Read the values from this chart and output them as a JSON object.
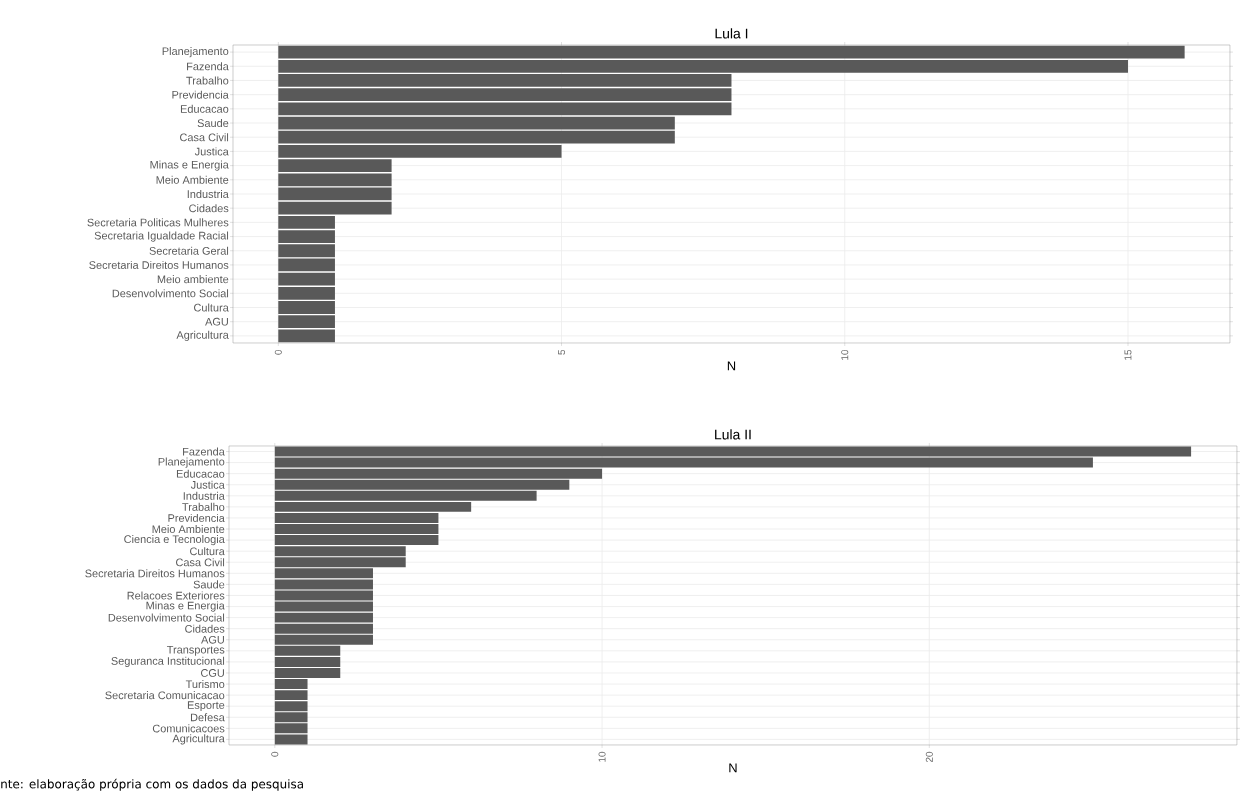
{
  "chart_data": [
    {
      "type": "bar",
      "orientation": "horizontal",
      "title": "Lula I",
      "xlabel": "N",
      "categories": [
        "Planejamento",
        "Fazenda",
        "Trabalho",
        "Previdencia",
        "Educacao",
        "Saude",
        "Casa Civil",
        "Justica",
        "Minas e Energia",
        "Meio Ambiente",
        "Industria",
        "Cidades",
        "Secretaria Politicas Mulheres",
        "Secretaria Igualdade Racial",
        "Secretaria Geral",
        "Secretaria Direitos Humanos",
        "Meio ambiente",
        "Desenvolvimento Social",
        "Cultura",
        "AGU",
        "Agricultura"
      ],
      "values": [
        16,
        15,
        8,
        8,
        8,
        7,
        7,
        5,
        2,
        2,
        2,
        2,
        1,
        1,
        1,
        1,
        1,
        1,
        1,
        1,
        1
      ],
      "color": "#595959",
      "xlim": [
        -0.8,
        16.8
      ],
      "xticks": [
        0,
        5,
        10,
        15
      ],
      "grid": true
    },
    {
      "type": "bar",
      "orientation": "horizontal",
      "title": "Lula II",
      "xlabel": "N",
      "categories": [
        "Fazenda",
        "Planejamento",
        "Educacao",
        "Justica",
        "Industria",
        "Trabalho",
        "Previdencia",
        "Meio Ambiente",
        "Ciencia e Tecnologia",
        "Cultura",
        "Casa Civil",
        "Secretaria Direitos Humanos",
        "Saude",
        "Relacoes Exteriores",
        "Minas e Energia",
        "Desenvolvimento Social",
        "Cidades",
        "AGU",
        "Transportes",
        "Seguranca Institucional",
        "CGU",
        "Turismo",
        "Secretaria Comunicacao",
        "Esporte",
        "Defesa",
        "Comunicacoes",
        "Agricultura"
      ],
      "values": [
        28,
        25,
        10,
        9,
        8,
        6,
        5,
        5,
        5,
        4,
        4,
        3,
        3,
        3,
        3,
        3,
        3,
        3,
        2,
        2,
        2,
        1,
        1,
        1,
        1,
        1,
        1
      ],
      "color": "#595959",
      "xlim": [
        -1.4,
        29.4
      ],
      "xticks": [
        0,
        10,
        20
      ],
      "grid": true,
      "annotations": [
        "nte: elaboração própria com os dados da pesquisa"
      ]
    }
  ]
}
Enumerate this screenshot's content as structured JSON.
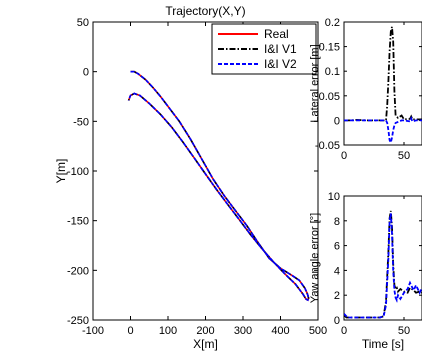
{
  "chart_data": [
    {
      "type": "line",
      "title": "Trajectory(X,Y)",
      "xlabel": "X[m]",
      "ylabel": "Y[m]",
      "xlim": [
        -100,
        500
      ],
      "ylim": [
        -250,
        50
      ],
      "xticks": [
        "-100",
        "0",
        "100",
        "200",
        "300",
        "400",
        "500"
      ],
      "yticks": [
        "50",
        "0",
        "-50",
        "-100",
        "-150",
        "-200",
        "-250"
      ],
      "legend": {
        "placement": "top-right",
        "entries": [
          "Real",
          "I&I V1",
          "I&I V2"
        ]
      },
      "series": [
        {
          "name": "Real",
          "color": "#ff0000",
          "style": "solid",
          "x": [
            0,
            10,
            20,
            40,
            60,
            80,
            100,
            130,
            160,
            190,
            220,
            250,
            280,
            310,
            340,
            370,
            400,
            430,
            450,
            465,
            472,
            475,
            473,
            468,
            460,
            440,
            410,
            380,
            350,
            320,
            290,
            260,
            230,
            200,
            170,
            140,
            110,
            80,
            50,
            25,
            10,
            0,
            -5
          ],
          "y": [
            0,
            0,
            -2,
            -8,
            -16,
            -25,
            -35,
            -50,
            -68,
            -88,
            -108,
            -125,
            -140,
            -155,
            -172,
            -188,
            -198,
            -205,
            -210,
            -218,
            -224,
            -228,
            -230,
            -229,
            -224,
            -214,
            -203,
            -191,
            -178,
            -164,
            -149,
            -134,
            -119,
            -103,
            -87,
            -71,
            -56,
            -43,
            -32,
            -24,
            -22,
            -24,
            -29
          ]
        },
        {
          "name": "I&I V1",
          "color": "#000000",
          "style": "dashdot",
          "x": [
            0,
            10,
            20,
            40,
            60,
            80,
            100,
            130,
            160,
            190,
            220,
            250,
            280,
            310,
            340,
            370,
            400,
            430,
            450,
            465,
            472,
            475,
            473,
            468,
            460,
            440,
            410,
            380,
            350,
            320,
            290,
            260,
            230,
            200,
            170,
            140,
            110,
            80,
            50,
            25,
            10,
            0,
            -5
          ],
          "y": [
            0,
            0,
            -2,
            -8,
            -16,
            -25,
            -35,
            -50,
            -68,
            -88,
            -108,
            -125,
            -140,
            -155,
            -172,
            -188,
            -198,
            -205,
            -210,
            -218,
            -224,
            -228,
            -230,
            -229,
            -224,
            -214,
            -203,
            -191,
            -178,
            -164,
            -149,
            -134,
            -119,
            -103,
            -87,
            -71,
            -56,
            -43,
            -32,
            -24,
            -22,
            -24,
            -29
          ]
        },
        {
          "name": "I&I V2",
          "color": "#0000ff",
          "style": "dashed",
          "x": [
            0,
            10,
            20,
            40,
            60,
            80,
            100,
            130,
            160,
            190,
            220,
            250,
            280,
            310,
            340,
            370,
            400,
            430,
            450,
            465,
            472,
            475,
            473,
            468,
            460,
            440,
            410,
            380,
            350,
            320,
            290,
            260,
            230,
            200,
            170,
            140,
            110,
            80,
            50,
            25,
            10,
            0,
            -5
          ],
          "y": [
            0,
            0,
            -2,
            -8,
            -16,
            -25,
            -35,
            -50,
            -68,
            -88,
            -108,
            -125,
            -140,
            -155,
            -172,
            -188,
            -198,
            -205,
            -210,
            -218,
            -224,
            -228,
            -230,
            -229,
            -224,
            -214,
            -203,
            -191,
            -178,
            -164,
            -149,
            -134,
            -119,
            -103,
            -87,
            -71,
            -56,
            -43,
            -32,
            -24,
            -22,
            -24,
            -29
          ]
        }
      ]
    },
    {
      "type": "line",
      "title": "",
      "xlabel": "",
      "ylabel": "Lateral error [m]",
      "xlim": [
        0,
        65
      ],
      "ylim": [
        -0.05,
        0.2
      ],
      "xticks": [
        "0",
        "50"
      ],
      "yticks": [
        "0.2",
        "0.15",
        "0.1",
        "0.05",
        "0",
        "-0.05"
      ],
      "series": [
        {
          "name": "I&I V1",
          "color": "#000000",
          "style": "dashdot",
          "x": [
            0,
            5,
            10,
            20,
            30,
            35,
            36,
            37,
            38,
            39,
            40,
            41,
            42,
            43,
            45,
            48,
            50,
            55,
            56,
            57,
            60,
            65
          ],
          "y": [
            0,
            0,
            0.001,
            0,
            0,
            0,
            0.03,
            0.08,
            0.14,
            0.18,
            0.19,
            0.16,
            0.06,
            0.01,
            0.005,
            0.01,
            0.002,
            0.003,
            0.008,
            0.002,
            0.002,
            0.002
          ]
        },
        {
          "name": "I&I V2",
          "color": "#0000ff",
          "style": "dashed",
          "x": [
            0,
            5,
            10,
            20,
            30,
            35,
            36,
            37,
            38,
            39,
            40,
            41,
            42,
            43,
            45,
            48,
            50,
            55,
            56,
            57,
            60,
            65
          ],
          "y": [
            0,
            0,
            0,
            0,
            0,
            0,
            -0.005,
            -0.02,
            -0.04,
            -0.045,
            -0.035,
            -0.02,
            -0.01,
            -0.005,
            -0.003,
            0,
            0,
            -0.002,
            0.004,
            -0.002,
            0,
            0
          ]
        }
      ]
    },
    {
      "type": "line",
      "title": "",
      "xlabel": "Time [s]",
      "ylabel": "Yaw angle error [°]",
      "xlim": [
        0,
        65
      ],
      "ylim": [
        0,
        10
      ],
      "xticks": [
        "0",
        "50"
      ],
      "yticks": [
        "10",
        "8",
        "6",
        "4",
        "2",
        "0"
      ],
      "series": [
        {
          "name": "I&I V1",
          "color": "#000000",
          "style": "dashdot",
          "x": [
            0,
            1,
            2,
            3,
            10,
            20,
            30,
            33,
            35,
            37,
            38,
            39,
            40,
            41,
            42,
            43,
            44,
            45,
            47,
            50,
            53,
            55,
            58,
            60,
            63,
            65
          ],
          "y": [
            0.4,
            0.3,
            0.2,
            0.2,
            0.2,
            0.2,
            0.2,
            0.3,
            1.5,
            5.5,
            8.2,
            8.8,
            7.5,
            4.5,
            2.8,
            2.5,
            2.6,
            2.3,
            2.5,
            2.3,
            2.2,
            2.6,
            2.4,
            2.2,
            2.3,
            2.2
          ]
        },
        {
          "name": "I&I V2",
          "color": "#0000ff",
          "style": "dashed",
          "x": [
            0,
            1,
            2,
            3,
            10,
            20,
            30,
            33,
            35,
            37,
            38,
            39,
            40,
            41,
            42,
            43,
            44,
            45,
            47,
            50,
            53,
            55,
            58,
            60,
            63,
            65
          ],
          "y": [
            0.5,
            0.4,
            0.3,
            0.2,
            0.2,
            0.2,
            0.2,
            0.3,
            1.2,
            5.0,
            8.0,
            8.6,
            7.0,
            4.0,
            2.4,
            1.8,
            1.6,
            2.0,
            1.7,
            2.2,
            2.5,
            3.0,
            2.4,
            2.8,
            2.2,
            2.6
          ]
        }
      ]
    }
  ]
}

* * *

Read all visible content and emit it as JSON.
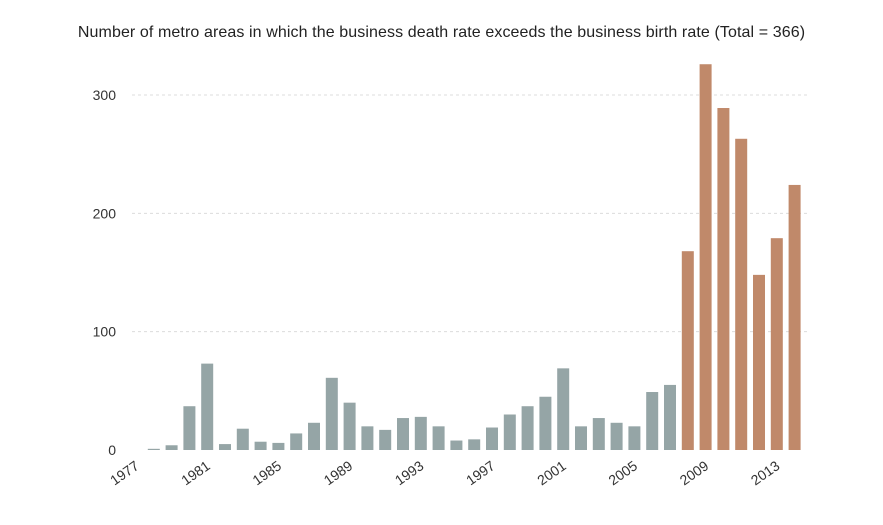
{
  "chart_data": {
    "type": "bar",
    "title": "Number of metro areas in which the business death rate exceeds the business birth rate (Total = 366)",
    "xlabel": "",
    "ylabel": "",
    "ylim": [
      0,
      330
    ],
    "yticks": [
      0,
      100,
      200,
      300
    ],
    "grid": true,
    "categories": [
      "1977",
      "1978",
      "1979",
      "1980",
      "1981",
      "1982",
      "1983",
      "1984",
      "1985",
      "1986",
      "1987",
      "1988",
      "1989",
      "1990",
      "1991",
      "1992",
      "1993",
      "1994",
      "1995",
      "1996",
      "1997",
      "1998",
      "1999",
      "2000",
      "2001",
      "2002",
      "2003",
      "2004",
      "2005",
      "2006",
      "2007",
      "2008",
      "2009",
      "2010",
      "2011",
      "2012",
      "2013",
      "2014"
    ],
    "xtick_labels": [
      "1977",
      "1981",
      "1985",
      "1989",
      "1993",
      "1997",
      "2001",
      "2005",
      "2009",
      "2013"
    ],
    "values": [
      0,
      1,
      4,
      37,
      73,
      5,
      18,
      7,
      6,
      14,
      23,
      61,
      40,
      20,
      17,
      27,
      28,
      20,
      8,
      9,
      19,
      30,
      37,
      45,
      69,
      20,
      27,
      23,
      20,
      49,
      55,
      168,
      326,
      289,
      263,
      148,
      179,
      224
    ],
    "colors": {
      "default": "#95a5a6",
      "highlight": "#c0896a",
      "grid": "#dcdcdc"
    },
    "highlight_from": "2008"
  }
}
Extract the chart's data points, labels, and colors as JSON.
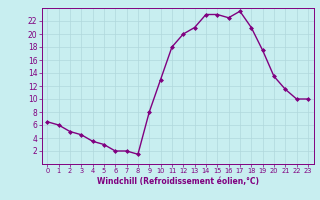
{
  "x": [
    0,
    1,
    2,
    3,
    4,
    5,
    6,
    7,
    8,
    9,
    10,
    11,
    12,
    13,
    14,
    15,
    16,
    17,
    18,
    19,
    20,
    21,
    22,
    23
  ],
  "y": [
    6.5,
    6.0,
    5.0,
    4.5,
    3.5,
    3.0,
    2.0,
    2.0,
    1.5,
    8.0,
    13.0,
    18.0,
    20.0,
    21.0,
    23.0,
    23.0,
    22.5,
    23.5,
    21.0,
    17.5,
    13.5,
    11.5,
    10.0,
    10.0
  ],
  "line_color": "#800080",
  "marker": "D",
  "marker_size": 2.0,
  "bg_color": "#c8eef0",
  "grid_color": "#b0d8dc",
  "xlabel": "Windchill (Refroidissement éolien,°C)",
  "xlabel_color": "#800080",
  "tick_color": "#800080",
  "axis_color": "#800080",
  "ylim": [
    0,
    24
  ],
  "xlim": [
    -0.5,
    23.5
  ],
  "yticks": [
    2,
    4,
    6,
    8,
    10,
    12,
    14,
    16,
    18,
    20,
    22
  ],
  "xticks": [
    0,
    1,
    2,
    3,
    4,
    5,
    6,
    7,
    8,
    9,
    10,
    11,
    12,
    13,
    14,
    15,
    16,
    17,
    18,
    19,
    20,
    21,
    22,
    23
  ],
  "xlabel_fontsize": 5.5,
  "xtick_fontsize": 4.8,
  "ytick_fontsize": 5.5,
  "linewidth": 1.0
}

* * *

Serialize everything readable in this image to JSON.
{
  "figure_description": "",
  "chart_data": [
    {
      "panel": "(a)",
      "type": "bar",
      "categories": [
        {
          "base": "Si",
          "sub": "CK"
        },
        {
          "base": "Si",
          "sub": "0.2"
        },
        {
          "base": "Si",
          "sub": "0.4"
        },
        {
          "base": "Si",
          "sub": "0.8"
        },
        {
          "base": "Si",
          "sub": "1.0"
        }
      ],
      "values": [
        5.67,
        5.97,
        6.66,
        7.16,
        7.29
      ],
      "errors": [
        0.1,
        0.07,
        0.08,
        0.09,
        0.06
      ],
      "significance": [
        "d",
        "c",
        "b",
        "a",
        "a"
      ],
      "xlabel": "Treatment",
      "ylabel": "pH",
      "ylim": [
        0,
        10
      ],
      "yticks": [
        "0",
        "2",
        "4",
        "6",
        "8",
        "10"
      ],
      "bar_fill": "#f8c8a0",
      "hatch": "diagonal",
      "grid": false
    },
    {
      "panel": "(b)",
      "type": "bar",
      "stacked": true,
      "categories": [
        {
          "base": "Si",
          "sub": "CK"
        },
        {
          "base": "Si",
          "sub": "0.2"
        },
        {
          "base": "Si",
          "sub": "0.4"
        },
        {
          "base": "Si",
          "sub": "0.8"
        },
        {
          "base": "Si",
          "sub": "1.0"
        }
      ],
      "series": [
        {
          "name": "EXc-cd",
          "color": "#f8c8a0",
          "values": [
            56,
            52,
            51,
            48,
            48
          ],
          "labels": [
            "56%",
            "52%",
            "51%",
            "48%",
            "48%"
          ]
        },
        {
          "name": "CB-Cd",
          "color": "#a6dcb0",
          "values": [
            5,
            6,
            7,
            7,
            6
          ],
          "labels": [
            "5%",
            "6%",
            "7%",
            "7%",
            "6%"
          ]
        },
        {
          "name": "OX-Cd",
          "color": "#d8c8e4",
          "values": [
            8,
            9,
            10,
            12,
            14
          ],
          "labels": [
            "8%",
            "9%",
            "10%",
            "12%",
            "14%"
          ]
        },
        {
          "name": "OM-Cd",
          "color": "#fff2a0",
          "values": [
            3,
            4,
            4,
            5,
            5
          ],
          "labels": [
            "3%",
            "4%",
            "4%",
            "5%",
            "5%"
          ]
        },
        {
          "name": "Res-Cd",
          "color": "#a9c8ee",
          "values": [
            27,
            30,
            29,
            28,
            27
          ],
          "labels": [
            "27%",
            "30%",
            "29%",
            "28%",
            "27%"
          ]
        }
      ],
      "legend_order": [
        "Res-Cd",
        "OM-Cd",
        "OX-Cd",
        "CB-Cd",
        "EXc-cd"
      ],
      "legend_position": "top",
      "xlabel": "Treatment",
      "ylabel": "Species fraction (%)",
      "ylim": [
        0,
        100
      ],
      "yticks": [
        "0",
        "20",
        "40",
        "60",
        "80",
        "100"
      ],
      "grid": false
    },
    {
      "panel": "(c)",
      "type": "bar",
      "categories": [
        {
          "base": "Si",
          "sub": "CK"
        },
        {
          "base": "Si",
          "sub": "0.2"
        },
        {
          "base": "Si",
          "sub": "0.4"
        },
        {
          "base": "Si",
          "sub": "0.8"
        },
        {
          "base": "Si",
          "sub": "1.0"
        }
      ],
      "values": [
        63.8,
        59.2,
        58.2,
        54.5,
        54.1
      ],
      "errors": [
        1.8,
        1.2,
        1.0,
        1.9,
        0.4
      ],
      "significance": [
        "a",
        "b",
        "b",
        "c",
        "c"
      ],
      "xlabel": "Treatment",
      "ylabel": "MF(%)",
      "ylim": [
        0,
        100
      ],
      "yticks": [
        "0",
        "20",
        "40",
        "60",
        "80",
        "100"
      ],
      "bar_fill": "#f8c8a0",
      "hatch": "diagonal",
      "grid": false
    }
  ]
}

* * *

▸ What you need to do
Pull out every line holding "title" from the records above, and copy it.

▸ Final answer
      "title": "Lula I",
      "title": "Lula II",
      "title": "Trajectory(X,Y)",
      "title": "",
      "title": "",
    "title": "Number of metro areas in which the business death rate exceeds the business birth rate (Total = 366)",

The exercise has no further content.